Tally the lines in these records that hold the string "refeições", and reply with the number alone.

Data extracted from a collection:
※ ※ ※

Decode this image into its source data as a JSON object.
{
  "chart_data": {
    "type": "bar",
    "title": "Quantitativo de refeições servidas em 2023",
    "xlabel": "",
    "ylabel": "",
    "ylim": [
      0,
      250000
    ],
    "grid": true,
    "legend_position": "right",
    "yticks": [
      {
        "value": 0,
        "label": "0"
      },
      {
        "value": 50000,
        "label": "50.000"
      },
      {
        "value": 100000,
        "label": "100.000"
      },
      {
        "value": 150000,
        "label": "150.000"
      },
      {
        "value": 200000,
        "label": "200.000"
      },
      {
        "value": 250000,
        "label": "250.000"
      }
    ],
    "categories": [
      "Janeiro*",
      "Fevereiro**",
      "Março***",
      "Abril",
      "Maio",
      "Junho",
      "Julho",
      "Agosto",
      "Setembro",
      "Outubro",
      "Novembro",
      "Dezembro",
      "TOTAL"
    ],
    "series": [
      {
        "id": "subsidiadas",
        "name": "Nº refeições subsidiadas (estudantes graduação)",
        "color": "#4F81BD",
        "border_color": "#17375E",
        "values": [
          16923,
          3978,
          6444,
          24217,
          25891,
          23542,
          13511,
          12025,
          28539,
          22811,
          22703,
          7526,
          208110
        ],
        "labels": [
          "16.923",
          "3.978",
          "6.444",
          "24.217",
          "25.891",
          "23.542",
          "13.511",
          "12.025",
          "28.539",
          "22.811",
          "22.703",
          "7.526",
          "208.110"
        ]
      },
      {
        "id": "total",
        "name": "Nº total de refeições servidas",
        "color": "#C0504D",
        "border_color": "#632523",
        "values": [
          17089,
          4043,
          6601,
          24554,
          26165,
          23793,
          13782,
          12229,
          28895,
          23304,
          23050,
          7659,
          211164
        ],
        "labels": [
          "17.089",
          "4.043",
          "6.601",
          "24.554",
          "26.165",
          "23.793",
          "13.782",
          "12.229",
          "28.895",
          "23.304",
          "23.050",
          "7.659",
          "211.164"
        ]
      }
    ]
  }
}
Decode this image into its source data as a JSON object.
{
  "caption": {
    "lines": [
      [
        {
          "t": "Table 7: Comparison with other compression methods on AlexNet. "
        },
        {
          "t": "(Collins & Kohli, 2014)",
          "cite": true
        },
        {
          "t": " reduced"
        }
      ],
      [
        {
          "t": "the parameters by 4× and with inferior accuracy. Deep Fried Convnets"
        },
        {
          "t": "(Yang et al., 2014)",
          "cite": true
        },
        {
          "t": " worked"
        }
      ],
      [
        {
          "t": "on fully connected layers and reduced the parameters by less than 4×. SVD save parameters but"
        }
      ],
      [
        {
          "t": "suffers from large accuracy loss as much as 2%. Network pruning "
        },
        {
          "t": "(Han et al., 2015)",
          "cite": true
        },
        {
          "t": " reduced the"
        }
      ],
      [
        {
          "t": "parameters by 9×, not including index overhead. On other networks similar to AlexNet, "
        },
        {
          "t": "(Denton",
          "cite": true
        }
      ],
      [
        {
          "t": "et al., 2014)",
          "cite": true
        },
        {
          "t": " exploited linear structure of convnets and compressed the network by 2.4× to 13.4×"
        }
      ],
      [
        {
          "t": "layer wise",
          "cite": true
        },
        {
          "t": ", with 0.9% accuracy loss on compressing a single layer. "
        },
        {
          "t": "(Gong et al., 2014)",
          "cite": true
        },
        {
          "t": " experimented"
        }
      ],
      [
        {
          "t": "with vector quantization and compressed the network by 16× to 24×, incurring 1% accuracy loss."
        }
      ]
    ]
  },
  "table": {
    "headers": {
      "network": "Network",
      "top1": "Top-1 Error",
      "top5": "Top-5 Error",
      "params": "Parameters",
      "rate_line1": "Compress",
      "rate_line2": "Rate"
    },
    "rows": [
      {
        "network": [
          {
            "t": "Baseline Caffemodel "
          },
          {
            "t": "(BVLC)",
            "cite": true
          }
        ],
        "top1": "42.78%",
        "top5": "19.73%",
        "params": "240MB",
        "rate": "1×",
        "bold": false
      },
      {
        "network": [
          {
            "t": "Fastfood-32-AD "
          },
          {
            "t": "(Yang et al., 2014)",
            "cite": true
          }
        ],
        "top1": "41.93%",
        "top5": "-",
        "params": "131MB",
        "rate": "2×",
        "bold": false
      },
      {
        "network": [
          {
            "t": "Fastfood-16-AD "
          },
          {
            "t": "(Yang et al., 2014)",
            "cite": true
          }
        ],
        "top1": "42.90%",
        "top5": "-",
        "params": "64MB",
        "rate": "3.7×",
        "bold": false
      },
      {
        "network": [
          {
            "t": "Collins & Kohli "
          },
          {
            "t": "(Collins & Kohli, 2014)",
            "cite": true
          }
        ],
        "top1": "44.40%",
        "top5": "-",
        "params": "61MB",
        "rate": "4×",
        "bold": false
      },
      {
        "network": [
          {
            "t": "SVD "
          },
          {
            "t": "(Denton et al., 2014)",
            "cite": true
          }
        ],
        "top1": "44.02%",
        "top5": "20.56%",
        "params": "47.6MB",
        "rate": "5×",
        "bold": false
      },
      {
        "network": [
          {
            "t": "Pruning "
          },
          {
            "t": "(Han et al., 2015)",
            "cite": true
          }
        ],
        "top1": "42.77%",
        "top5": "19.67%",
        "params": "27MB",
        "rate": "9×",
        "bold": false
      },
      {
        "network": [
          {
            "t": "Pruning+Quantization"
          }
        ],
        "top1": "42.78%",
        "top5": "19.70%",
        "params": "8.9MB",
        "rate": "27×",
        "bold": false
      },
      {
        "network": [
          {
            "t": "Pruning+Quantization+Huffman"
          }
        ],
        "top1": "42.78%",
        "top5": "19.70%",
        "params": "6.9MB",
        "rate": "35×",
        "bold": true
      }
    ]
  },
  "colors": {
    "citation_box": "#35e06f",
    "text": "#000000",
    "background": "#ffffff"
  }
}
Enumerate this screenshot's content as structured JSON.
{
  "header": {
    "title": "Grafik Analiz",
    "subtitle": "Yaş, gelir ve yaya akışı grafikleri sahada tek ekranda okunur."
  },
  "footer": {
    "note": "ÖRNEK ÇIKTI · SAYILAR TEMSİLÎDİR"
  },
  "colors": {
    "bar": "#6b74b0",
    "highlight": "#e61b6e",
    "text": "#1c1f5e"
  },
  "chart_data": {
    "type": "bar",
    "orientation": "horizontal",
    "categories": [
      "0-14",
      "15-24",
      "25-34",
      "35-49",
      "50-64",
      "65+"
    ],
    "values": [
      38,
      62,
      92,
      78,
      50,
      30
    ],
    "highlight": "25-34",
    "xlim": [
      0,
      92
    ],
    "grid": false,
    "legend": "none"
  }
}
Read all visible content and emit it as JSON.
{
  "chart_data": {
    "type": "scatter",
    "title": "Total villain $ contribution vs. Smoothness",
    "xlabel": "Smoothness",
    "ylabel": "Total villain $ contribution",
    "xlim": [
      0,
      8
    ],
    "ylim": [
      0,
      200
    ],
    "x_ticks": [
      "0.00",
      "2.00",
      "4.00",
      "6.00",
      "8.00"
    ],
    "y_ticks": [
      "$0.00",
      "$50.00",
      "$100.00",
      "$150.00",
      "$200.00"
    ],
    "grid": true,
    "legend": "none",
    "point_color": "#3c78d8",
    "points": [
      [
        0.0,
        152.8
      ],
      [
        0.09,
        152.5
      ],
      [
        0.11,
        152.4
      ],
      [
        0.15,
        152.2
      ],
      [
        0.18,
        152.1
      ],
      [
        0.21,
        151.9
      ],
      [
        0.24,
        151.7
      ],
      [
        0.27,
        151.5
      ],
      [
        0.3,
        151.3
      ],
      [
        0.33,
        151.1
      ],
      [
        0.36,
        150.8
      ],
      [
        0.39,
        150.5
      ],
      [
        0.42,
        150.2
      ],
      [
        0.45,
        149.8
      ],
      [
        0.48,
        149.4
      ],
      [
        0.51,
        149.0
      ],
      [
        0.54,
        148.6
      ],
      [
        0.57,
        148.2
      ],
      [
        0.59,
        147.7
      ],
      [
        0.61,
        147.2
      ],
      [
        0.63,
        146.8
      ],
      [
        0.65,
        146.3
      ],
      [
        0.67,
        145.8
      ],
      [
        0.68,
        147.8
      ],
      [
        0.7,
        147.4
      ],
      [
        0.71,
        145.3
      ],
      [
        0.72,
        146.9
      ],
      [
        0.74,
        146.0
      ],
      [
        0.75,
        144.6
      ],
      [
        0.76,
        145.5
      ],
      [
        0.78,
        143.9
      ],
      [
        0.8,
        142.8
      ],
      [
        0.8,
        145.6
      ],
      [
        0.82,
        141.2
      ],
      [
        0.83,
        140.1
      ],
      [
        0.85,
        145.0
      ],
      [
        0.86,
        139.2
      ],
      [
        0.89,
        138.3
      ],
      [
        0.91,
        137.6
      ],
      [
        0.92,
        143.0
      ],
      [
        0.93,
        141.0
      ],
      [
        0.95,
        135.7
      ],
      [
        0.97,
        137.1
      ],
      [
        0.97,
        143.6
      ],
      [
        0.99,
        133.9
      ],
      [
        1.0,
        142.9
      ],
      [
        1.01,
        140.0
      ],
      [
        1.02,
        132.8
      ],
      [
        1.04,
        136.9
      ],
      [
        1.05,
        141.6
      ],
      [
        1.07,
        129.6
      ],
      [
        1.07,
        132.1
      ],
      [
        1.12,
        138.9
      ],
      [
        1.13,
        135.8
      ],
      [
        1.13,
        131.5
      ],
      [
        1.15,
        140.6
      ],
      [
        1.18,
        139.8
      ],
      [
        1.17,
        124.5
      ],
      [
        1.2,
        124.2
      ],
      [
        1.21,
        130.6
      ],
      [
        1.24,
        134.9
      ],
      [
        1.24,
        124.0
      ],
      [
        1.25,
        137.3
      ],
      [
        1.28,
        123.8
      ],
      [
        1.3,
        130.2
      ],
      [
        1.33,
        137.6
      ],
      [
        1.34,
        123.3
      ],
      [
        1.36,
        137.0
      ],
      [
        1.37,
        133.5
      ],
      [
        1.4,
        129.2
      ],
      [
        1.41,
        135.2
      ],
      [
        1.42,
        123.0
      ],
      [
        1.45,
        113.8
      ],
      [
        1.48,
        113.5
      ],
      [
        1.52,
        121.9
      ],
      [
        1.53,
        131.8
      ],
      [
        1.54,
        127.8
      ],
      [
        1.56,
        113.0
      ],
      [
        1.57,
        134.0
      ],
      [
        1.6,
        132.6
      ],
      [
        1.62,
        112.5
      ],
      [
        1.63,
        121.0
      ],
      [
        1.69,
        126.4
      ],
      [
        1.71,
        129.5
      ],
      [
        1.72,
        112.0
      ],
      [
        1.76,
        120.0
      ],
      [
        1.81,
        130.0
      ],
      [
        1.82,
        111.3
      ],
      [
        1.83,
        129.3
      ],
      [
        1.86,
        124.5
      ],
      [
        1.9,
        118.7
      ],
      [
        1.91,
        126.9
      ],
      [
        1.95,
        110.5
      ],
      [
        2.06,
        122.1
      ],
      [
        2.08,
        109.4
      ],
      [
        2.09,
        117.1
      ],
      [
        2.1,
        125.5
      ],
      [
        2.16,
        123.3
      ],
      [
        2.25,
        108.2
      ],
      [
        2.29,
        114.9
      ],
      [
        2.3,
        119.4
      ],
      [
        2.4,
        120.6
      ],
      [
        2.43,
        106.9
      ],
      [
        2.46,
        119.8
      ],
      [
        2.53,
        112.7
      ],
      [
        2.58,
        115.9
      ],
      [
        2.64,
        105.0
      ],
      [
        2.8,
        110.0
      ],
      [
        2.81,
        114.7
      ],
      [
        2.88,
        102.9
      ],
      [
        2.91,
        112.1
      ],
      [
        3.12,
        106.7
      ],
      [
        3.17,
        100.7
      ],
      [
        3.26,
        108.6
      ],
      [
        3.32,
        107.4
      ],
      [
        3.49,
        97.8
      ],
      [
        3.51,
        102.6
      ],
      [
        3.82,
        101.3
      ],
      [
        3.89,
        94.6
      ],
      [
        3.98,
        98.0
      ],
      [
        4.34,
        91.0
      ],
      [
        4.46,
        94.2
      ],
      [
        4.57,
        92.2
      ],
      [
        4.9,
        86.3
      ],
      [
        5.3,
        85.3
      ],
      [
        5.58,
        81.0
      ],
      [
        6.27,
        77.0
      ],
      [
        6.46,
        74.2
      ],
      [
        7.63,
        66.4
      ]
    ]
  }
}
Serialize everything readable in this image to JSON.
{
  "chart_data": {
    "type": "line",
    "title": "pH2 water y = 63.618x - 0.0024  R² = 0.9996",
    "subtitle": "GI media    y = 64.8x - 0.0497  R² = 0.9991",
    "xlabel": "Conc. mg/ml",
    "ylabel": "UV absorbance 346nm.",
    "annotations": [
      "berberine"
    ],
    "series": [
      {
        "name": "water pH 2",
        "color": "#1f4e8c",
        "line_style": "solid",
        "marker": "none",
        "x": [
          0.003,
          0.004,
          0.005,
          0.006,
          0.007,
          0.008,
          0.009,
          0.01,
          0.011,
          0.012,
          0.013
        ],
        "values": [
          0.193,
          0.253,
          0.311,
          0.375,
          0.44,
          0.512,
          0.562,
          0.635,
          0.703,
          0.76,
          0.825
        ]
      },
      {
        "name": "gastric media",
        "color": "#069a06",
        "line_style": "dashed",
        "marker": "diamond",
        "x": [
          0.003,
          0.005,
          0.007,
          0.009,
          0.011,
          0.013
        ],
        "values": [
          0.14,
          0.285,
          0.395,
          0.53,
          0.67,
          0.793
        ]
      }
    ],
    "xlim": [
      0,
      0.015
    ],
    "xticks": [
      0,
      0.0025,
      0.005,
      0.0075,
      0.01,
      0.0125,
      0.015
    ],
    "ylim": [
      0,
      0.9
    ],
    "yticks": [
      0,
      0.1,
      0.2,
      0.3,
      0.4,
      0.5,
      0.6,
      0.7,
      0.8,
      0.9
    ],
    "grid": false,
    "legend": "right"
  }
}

※ ※ ※

• Completed exercise: 3